▶ _PROBLEM REQUIREMENTS_: Quote the data below in full, minus the images.

+ + + +

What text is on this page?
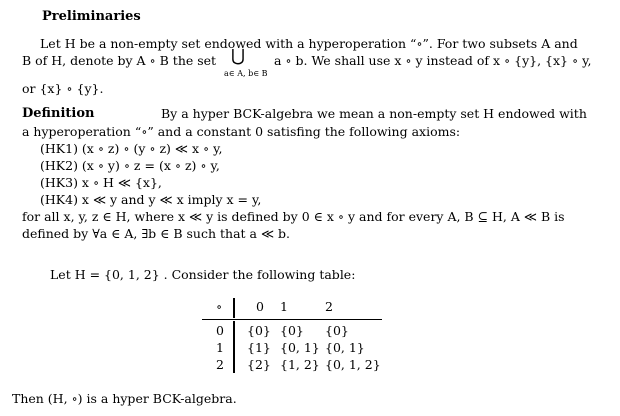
Preliminaries
Let H be a non-empty set endowed with a hyperoperation “∘”. For two subsets A and
B of H, denote by A ∘ B the set ⋃
a∈ A, b∈ B
a ∘ b. We shall use x ∘ y instead of x ∘ {y}, {x} ∘ y,
or {x} ∘ {y}.
Definition	By a hyper BCK-algebra we mean a non-empty set H endowed with
a hyperoperation “∘” and a constant 0 satisfing the following axioms:
(HK1) (x ∘ z) ∘ (y ∘ z) ≪ x ∘ y,
(HK2) (x ∘ y) ∘ z = (x ∘ z) ∘ y,
(HK3) x ∘ H ≪ {x},
(HK4) x ≪ y and y ≪ x imply x = y,
for all x, y, z ∈ H, where x ≪ y is defined by 0 ∈ x ∘ y and for every A, B ⊆ H, A ≪ B is
defined by ∀a ∈ A, ∃b ∈ B such that a ≪ b.
Let H = {0, 1, 2} . Consider the following table:
∘	0 1	2
0 {0} {0} {0}
1 {1} {0, 1} {0, 1}
2 {2} {1, 2} {0, 1, 2}
Then (H, ∘) is a hyper BCK-algebra.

+ + + +

▶ _CORRECT RESPONSE_:
What text is on this page?
Preliminaries
Let H be a non-empty set endowed with a hyperoperation “∘”. For two subsets A and
B of H, denote by A ∘ B the set ⋃
a∈ A, b∈ B
a ∘ b. We shall use x ∘ y instead of x ∘ {y}, {x} ∘ y,
or {x} ∘ {y}.
Definition	By a hyper BCK-algebra we mean a non-empty set H endowed with
a hyperoperation “∘” and a constant 0 satisfing the following axioms:
(HK1) (x ∘ z) ∘ (y ∘ z) ≪ x ∘ y,
(HK2) (x ∘ y) ∘ z = (x ∘ z) ∘ y,
(HK3) x ∘ H ≪ {x},
(HK4) x ≪ y and y ≪ x imply x = y,
for all x, y, z ∈ H, where x ≪ y is defined by 0 ∈ x ∘ y and for every A, B ⊆ H, A ≪ B is
defined by ∀a ∈ A, ∃b ∈ B such that a ≪ b.
Let H = {0, 1, 2} . Consider the following table:
∘	0 1	2
0 {0} {0} {0}
1 {1} {0, 1} {0, 1}
2 {2} {1, 2} {0, 1, 2}
Then (H, ∘) is a hyper BCK-algebra.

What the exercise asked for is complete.